[Dataset records]
◆ ◆ ◆ ◆ ◆ ◆ ◆
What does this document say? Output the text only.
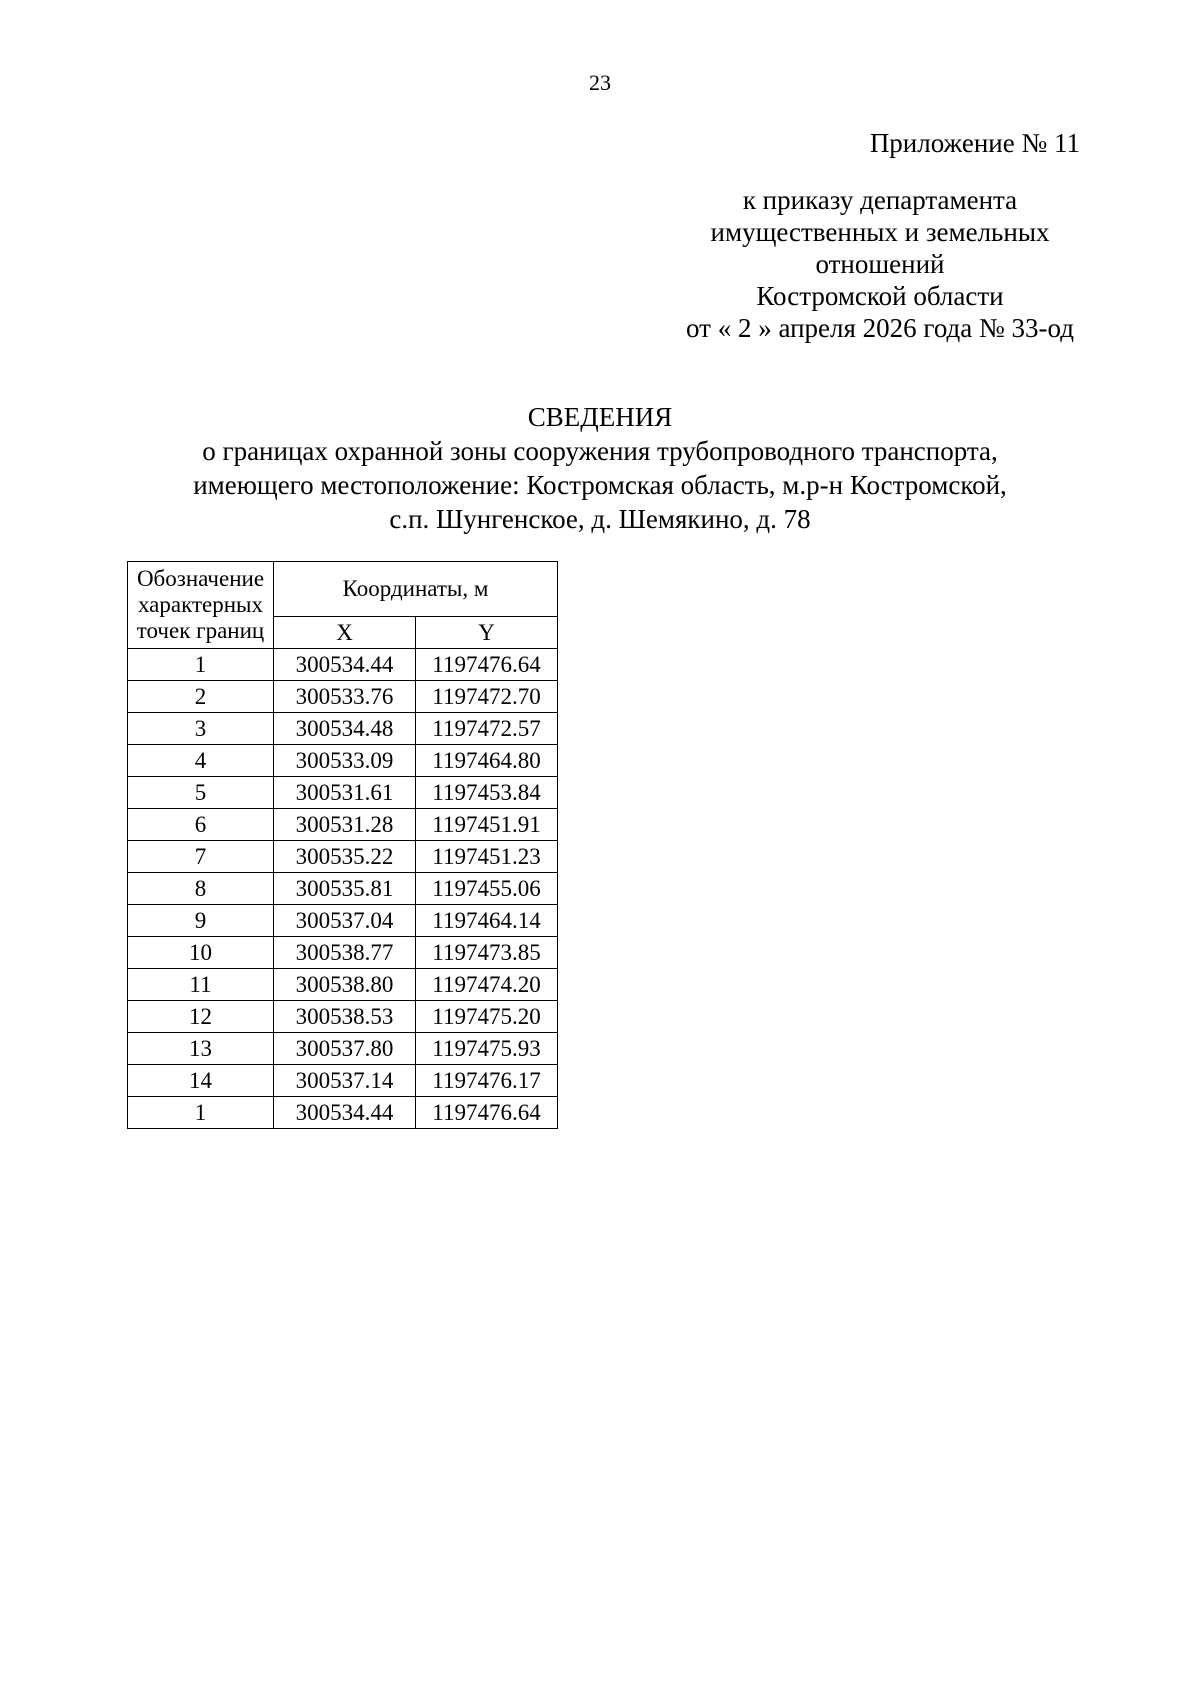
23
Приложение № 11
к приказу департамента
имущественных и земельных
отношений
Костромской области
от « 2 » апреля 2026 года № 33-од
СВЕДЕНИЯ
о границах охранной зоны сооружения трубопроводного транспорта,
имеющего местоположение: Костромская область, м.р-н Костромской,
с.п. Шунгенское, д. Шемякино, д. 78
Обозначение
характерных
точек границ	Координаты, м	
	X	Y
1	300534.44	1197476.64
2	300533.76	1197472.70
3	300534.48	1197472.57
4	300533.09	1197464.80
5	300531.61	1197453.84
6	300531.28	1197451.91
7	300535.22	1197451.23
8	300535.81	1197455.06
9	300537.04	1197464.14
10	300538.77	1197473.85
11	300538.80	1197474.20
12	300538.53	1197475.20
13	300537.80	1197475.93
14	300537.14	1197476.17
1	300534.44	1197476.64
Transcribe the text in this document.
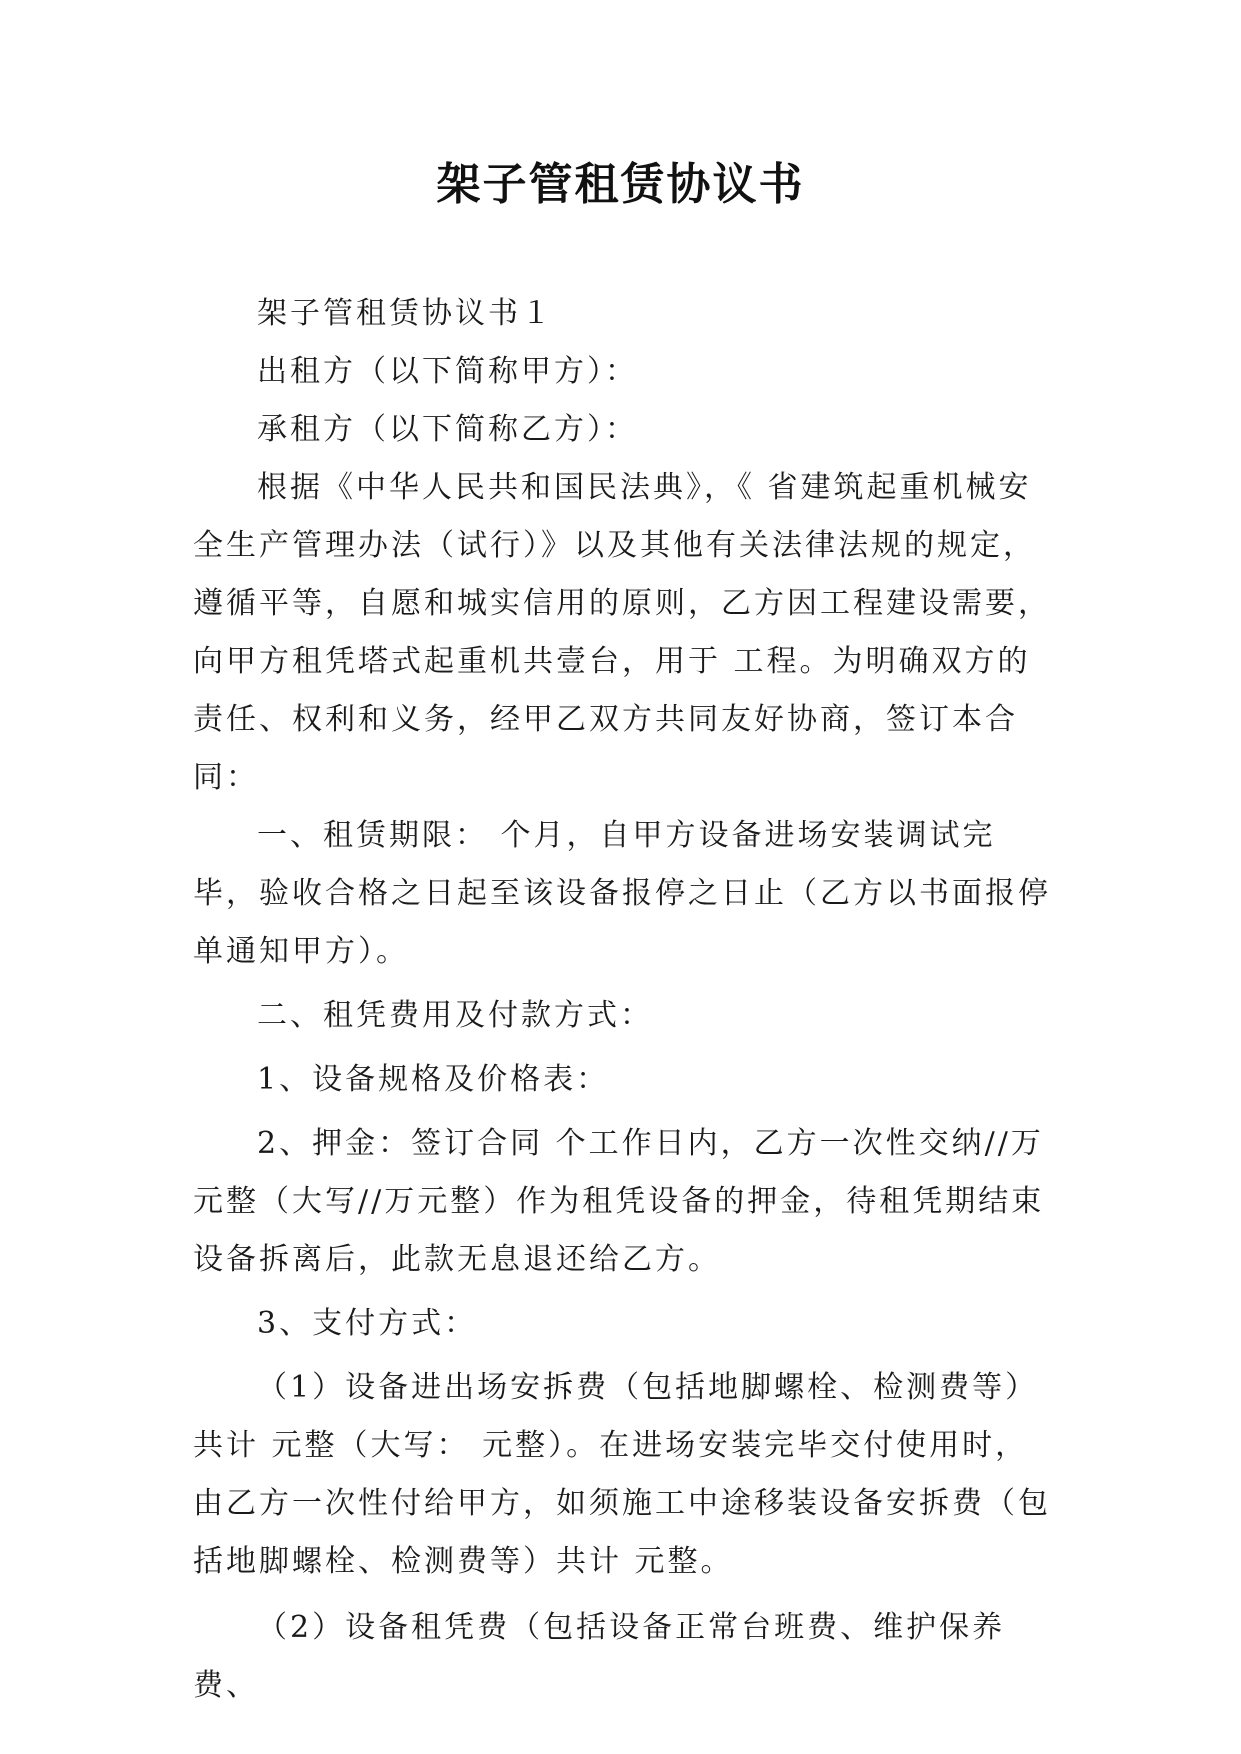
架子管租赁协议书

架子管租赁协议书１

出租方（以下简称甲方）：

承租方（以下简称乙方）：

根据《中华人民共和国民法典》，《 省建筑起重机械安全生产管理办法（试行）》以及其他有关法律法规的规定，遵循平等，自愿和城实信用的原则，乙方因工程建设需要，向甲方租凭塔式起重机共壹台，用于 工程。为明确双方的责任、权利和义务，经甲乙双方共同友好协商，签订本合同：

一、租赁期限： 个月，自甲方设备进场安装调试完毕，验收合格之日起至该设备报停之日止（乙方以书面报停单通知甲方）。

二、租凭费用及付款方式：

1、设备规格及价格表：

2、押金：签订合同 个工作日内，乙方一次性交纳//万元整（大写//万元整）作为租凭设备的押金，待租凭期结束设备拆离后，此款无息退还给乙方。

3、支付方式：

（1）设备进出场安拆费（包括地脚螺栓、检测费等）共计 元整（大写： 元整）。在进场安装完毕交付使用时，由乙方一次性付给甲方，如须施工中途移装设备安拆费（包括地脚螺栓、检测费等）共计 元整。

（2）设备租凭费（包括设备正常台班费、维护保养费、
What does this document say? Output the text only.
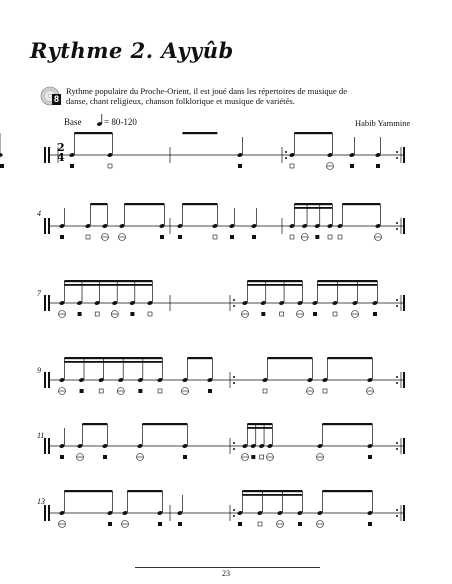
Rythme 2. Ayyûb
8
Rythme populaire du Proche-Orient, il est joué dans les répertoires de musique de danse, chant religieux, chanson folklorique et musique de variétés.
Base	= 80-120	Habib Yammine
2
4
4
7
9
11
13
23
◆ ◆ ◆ ◆ ◆ ◆ ◆
● INSTRUCTIONS FOR THE TASK: Set down the material above as is, without any pictures.

● EXERCISE RESULT:
What does this document say? Output the text only.
23
Приложение № 11
к приказу департамента
имущественных и земельных
отношений
Костромской области
от « 2 » апреля 2026 года № 33-од
СВЕДЕНИЯ
о границах охранной зоны сооружения трубопроводного транспорта,
имеющего местоположение: Костромская область, м.р-н Костромской,
с.п. Шунгенское, д. Шемякино, д. 78
Обозначение
характерных
точек границ	Координаты, м	
	X	Y
1	300534.44	1197476.64
2	300533.76	1197472.70
3	300534.48	1197472.57
4	300533.09	1197464.80
5	300531.61	1197453.84
6	300531.28	1197451.91
7	300535.22	1197451.23
8	300535.81	1197455.06
9	300537.04	1197464.14
10	300538.77	1197473.85
11	300538.80	1197474.20
12	300538.53	1197475.20
13	300537.80	1197475.93
14	300537.14	1197476.17
1	300534.44	1197476.64
Transcribe the text in this document.
架子管租赁协议书

架子管租赁协议书１

出租方（以下简称甲方）：

承租方（以下简称乙方）：

根据《中华人民共和国民法典》，《 省建筑起重机械安全生产管理办法（试行）》以及其他有关法律法规的规定，遵循平等，自愿和城实信用的原则，乙方因工程建设需要，向甲方租凭塔式起重机共壹台，用于 工程。为明确双方的责任、权利和义务，经甲乙双方共同友好协商，签订本合同：

一、租赁期限： 个月，自甲方设备进场安装调试完毕，验收合格之日起至该设备报停之日止（乙方以书面报停单通知甲方）。

二、租凭费用及付款方式：

1、设备规格及价格表：

2、押金：签订合同 个工作日内，乙方一次性交纳//万元整（大写//万元整）作为租凭设备的押金，待租凭期结束设备拆离后，此款无息退还给乙方。

3、支付方式：

（1）设备进出场安拆费（包括地脚螺栓、检测费等）共计 元整（大写： 元整）。在进场安装完毕交付使用时，由乙方一次性付给甲方，如须施工中途移装设备安拆费（包括地脚螺栓、检测费等）共计 元整。

（2）设备租凭费（包括设备正常台班费、维护保养费、
What does this document say? Output the text only.
Rythme 2. Ayyûb
8
Rythme populaire du Proche-Orient, il est joué dans les répertoires de musique de danse, chant religieux, chanson folklorique et musique de variétés.
Base	= 80-120	Habib Yammine
2
4
4
7
9
11
13
23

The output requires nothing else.